▶ SET EXERCISE
From the entries that follow, extract each line holding the string "ylabel".

○ ○ ○

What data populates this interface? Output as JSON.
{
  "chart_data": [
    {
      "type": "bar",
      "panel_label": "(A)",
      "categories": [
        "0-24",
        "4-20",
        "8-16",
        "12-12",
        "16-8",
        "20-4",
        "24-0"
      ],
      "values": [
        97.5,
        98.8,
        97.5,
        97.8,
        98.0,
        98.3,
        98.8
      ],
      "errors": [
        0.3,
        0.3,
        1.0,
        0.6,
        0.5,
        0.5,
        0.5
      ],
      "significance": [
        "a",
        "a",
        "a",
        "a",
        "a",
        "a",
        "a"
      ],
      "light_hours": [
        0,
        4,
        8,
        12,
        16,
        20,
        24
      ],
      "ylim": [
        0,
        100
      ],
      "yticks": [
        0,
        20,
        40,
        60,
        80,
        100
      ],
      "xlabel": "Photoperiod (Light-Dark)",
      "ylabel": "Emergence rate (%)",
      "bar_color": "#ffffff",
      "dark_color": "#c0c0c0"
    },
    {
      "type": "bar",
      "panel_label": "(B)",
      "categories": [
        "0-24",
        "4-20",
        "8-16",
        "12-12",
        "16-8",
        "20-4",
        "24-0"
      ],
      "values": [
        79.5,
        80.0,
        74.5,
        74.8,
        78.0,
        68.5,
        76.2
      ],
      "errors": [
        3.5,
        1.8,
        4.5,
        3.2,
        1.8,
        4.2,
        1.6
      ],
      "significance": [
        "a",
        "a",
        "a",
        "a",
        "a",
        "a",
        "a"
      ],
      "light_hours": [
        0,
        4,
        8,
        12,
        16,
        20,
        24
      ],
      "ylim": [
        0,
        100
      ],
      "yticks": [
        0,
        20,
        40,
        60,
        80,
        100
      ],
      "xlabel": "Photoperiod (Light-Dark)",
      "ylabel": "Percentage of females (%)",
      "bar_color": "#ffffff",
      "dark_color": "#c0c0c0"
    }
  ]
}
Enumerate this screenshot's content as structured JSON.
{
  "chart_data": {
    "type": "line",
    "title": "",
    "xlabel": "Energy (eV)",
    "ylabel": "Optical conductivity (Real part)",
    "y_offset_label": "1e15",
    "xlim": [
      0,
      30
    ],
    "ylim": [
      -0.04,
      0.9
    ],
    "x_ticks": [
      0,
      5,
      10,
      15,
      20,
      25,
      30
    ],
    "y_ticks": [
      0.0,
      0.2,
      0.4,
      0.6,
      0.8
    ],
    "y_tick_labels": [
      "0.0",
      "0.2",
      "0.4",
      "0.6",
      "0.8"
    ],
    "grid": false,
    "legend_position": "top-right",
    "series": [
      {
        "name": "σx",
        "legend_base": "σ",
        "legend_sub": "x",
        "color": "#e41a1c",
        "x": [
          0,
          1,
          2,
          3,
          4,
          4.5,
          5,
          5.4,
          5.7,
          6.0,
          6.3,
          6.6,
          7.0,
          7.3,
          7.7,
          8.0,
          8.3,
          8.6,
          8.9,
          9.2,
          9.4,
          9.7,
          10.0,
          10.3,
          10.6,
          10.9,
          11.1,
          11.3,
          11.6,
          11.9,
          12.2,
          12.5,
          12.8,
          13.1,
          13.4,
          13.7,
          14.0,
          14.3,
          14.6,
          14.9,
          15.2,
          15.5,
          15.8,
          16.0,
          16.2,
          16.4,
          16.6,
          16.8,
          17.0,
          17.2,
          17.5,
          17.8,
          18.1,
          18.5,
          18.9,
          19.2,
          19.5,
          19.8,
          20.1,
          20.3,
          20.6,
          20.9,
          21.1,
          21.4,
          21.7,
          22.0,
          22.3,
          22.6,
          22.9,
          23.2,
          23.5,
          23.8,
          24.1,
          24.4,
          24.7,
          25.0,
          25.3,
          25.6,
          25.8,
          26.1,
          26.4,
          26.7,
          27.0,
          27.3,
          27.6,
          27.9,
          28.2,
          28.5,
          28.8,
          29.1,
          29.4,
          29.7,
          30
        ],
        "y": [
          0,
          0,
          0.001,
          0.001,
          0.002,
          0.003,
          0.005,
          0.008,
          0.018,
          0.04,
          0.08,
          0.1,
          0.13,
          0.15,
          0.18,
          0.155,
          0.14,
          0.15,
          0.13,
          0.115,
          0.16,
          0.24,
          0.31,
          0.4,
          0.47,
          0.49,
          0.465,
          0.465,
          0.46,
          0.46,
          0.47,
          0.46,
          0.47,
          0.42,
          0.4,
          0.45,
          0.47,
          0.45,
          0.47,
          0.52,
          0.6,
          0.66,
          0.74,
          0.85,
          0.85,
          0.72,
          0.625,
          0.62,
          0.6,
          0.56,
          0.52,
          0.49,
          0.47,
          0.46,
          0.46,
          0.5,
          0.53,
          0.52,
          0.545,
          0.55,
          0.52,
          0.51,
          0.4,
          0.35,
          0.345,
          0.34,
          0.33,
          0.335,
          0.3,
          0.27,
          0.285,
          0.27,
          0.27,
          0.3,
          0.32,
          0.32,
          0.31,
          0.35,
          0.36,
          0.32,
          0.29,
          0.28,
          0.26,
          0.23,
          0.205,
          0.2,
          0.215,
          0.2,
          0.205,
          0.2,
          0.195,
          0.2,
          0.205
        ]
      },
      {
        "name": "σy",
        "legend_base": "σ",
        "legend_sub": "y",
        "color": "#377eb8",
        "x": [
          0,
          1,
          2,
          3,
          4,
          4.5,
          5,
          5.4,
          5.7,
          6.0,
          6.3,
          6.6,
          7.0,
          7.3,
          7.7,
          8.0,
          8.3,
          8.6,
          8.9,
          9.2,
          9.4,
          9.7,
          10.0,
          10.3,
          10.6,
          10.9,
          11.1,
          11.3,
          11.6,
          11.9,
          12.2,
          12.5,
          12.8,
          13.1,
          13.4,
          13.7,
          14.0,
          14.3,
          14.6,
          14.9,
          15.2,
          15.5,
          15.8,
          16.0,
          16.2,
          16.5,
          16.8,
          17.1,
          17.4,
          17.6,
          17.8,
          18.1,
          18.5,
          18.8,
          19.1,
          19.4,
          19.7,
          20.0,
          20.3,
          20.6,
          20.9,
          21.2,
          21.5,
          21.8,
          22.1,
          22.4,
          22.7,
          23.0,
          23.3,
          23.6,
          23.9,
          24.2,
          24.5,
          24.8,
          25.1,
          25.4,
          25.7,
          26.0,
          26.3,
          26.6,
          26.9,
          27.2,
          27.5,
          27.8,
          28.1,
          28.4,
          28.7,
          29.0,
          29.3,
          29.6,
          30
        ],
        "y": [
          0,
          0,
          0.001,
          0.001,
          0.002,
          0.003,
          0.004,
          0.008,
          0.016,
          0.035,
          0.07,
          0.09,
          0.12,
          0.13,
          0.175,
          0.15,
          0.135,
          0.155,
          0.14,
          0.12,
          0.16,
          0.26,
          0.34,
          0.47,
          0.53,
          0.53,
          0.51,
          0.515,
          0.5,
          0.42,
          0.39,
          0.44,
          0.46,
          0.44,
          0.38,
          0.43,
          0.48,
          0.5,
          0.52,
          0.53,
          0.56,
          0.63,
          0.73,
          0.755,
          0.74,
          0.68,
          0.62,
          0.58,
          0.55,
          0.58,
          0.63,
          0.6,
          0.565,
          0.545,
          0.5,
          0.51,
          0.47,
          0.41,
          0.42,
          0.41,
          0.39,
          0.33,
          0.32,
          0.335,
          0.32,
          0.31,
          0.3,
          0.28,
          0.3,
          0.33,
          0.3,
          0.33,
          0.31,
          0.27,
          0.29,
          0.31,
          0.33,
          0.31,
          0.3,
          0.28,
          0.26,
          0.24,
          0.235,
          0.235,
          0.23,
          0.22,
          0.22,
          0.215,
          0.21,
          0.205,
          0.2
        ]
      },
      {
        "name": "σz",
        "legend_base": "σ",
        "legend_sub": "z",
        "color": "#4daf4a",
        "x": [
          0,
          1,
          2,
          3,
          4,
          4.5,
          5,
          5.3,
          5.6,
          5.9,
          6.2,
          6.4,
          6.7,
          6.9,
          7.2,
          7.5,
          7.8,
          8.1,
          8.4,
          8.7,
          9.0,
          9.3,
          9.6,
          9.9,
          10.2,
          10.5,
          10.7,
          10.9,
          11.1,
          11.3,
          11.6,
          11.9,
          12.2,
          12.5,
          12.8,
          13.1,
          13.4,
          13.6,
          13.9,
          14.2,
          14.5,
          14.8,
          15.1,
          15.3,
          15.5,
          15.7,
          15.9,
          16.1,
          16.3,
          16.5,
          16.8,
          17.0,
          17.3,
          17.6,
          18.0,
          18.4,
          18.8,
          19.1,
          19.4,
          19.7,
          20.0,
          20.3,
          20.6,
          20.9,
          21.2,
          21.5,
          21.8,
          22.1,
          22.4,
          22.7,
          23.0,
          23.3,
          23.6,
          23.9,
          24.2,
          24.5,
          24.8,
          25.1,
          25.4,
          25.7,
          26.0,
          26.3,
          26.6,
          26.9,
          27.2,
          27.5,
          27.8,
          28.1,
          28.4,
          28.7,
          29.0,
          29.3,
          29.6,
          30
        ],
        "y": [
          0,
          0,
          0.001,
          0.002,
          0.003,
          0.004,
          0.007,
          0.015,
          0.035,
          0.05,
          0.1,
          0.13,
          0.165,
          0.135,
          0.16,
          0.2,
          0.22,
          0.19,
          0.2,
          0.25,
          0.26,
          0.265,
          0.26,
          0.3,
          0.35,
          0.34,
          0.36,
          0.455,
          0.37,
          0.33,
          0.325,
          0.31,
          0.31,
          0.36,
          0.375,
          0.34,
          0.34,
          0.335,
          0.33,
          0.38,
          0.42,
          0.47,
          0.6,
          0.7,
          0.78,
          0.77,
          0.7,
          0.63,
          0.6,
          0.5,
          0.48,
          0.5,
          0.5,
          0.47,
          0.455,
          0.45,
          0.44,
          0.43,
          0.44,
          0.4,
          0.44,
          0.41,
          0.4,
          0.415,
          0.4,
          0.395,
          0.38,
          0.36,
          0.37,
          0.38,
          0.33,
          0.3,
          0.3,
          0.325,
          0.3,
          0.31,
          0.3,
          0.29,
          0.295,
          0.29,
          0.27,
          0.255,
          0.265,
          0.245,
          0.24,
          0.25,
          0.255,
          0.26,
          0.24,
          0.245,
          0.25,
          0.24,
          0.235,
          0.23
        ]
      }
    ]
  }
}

○ ○ ○

▶ RESPONSE
      "ylabel": "Emergence rate (%)",
      "ylabel": "Percentage of females (%)",
    "ylabel": "Optical conductivity (Real part)",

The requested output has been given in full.